Challenge — Reproduce all entries word for word.

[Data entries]
•••

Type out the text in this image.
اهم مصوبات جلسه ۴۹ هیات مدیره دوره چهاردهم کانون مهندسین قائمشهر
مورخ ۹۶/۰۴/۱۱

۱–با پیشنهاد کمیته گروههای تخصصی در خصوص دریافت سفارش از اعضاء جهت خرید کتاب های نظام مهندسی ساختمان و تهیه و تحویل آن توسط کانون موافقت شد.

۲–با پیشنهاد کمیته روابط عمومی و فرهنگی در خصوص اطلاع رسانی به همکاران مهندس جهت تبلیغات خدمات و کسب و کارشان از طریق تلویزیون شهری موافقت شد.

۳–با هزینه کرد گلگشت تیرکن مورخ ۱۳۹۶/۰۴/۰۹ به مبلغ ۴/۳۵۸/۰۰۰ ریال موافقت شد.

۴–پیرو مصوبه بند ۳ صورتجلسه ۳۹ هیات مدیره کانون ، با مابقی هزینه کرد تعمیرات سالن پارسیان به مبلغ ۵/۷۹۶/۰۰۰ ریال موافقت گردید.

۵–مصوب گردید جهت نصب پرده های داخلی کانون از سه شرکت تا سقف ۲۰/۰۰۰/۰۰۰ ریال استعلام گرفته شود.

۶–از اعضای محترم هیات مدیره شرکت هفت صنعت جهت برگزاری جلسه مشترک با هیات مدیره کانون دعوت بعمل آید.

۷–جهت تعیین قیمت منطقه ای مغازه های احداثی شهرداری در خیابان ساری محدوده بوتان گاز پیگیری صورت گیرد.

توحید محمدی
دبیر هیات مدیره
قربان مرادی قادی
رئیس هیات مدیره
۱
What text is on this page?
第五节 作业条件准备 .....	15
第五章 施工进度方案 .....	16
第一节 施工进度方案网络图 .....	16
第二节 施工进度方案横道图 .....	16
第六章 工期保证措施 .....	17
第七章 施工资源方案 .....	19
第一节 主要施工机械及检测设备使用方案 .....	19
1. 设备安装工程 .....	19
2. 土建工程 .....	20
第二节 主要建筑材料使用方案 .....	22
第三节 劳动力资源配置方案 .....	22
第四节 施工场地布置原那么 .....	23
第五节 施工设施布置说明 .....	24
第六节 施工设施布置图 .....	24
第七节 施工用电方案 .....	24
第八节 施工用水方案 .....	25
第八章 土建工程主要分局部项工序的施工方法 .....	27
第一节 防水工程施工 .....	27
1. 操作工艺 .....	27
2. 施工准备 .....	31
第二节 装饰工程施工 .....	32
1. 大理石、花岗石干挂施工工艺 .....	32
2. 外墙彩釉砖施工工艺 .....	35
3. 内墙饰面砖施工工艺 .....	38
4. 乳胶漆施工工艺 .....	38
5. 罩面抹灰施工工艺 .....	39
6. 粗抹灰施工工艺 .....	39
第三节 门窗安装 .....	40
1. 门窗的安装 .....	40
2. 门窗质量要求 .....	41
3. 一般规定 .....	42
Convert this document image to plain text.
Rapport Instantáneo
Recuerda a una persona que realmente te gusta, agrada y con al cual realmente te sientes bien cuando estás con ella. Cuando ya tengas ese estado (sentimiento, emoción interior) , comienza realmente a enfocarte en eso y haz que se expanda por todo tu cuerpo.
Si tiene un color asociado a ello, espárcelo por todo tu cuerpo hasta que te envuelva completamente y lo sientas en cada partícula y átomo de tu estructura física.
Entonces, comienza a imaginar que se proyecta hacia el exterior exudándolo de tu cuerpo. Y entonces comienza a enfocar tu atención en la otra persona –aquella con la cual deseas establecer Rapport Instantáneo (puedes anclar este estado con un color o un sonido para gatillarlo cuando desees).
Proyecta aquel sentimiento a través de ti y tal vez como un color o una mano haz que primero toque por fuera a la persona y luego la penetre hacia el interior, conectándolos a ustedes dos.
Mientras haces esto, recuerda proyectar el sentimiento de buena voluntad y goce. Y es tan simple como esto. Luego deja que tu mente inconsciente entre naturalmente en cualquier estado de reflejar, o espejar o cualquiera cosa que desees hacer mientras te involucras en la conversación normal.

•••

Task response —
Type out the text in this image.
اهم مصوبات جلسه ۴۹ هیات مدیره دوره چهاردهم کانون مهندسین قائمشهر
مورخ ۹۶/۰۴/۱۱

۱–با پیشنهاد کمیته گروههای تخصصی در خصوص دریافت سفارش از اعضاء جهت خرید کتاب های نظام مهندسی ساختمان و تهیه و تحویل آن توسط کانون موافقت شد.

۲–با پیشنهاد کمیته روابط عمومی و فرهنگی در خصوص اطلاع رسانی به همکاران مهندس جهت تبلیغات خدمات و کسب و کارشان از طریق تلویزیون شهری موافقت شد.

۳–با هزینه کرد گلگشت تیرکن مورخ ۱۳۹۶/۰۴/۰۹ به مبلغ ۴/۳۵۸/۰۰۰ ریال موافقت شد.

۴–پیرو مصوبه بند ۳ صورتجلسه ۳۹ هیات مدیره کانون ، با مابقی هزینه کرد تعمیرات سالن پارسیان به مبلغ ۵/۷۹۶/۰۰۰ ریال موافقت گردید.

۵–مصوب گردید جهت نصب پرده های داخلی کانون از سه شرکت تا سقف ۲۰/۰۰۰/۰۰۰ ریال استعلام گرفته شود.

۶–از اعضای محترم هیات مدیره شرکت هفت صنعت جهت برگزاری جلسه مشترک با هیات مدیره کانون دعوت بعمل آید.

۷–جهت تعیین قیمت منطقه ای مغازه های احداثی شهرداری در خیابان ساری محدوده بوتان گاز پیگیری صورت گیرد.

توحید محمدی
دبیر هیات مدیره
قربان مرادی قادی
رئیس هیات مدیره
۱
What text is on this page?
第五节 作业条件准备 .....	15
第五章 施工进度方案 .....	16
第一节 施工进度方案网络图 .....	16
第二节 施工进度方案横道图 .....	16
第六章 工期保证措施 .....	17
第七章 施工资源方案 .....	19
第一节 主要施工机械及检测设备使用方案 .....	19
1. 设备安装工程 .....	19
2. 土建工程 .....	20
第二节 主要建筑材料使用方案 .....	22
第三节 劳动力资源配置方案 .....	22
第四节 施工场地布置原那么 .....	23
第五节 施工设施布置说明 .....	24
第六节 施工设施布置图 .....	24
第七节 施工用电方案 .....	24
第八节 施工用水方案 .....	25
第八章 土建工程主要分局部项工序的施工方法 .....	27
第一节 防水工程施工 .....	27
1. 操作工艺 .....	27
2. 施工准备 .....	31
第二节 装饰工程施工 .....	32
1. 大理石、花岗石干挂施工工艺 .....	32
2. 外墙彩釉砖施工工艺 .....	35
3. 内墙饰面砖施工工艺 .....	38
4. 乳胶漆施工工艺 .....	38
5. 罩面抹灰施工工艺 .....	39
6. 粗抹灰施工工艺 .....	39
第三节 门窗安装 .....	40
1. 门窗的安装 .....	40
2. 门窗质量要求 .....	41
3. 一般规定 .....	42
Convert this document image to plain text.
Rapport Instantáneo
Recuerda a una persona que realmente te gusta, agrada y con al cual realmente te sientes bien cuando estás con ella. Cuando ya tengas ese estado (sentimiento, emoción interior) , comienza realmente a enfocarte en eso y haz que se expanda por todo tu cuerpo.
Si tiene un color asociado a ello, espárcelo por todo tu cuerpo hasta que te envuelva completamente y lo sientas en cada partícula y átomo de tu estructura física.
Entonces, comienza a imaginar que se proyecta hacia el exterior exudándolo de tu cuerpo. Y entonces comienza a enfocar tu atención en la otra persona –aquella con la cual deseas establecer Rapport Instantáneo (puedes anclar este estado con un color o un sonido para gatillarlo cuando desees).
Proyecta aquel sentimiento a través de ti y tal vez como un color o una mano haz que primero toque por fuera a la persona y luego la penetre hacia el interior, conectándolos a ustedes dos.
Mientras haces esto, recuerda proyectar el sentimiento de buena voluntad y goce. Y es tan simple como esto. Luego deja que tu mente inconsciente entre naturalmente en cualquier estado de reflejar, o espejar o cualquiera cosa que desees hacer mientras te involucras en la conversación normal.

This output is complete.